* _TASK PROMPT_
Write only the number of lines in the data that contain the word "cables".

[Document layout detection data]
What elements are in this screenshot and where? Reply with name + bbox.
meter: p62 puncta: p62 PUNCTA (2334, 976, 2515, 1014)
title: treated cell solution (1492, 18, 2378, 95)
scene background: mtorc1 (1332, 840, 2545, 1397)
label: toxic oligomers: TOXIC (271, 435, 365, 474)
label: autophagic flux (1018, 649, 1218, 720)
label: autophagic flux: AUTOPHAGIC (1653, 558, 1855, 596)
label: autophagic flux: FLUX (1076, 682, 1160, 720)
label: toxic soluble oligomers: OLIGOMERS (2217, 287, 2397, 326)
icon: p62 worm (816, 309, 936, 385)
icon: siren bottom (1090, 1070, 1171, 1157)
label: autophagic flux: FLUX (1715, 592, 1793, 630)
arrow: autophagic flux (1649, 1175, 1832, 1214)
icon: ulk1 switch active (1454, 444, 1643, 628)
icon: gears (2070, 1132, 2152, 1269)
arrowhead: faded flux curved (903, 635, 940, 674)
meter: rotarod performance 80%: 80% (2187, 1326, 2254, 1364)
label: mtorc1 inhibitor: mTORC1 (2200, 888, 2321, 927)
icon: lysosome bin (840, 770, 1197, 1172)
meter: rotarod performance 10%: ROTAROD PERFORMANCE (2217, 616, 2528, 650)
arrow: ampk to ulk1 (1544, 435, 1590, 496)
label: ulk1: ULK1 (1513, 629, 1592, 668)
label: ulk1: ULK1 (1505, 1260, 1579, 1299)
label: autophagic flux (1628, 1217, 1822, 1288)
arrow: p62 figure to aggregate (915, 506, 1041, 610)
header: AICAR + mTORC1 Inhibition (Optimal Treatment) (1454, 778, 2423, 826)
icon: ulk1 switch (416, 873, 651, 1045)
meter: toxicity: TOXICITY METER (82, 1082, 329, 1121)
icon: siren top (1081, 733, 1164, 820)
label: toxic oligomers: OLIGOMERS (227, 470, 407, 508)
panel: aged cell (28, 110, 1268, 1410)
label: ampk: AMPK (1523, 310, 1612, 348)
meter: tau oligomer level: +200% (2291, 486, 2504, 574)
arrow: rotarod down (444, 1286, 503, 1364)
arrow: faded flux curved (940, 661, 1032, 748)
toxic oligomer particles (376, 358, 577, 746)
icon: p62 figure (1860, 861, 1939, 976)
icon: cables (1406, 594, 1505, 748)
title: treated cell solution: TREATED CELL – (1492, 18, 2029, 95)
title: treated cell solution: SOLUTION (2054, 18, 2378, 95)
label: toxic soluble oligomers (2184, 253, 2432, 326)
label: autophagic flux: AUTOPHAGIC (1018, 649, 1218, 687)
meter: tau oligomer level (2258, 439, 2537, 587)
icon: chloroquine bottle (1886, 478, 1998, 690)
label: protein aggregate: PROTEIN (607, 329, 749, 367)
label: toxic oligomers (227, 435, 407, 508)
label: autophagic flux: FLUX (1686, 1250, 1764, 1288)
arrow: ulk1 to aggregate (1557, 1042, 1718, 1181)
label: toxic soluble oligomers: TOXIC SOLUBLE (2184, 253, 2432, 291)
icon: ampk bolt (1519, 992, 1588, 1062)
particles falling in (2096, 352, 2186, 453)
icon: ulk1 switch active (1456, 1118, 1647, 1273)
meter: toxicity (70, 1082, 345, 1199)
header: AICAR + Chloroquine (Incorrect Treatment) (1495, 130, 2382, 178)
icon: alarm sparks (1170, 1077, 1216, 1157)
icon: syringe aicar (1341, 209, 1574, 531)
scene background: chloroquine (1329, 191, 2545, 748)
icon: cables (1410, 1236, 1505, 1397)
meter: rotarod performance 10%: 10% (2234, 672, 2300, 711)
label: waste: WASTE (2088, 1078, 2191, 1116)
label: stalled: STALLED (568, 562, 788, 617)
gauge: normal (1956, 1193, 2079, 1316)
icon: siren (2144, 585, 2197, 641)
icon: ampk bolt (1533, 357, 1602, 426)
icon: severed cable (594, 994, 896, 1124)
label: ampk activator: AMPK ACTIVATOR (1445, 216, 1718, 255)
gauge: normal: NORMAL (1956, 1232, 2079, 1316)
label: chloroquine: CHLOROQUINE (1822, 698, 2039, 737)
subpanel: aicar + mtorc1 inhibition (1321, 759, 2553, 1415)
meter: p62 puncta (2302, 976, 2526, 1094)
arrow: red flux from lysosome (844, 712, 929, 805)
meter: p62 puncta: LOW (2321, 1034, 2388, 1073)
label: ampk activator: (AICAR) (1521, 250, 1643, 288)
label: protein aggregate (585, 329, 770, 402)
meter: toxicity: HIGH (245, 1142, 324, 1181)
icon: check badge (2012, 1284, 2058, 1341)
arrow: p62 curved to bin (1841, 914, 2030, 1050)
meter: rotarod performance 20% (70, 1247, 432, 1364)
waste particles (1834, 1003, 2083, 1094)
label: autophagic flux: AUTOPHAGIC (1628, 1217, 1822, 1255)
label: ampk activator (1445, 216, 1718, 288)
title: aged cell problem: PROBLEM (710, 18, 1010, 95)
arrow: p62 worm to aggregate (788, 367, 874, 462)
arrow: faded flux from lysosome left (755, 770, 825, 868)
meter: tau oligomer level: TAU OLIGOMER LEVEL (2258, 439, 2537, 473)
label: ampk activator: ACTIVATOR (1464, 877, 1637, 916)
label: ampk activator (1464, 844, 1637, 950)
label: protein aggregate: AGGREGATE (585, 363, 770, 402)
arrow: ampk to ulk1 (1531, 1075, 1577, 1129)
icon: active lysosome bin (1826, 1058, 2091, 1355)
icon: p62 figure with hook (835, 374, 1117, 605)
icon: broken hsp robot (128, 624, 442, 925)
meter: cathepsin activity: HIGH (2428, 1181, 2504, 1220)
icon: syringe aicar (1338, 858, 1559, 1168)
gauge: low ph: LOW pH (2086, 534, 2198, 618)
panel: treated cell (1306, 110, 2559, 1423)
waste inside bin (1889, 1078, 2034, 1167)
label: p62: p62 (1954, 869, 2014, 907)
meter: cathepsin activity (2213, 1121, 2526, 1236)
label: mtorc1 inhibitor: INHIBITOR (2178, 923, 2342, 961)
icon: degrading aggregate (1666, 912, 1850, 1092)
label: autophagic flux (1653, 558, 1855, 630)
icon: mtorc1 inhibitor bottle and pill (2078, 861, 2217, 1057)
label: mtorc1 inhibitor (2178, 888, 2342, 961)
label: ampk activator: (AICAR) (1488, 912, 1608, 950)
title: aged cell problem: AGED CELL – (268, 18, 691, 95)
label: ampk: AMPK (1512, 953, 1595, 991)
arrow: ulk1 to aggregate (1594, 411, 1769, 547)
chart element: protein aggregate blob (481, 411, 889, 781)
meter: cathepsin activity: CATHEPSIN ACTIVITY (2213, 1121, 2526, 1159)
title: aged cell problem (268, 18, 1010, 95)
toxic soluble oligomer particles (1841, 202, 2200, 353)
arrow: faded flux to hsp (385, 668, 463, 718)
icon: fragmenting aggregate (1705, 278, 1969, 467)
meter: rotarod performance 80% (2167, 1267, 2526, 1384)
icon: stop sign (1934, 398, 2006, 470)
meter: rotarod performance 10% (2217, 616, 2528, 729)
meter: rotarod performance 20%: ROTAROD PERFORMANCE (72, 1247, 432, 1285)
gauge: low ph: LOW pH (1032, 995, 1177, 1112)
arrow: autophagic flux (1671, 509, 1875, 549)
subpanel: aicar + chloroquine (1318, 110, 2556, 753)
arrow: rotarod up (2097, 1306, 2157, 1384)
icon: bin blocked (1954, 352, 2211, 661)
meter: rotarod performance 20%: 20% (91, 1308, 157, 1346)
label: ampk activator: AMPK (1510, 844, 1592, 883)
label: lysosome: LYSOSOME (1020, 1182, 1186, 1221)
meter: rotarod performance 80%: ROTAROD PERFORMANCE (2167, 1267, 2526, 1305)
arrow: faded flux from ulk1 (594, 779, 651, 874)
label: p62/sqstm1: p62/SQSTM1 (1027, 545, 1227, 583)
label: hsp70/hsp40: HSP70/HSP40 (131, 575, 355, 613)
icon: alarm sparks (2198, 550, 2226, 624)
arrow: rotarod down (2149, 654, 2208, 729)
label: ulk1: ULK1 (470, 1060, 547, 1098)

* _THE COMPLETED TASK_
2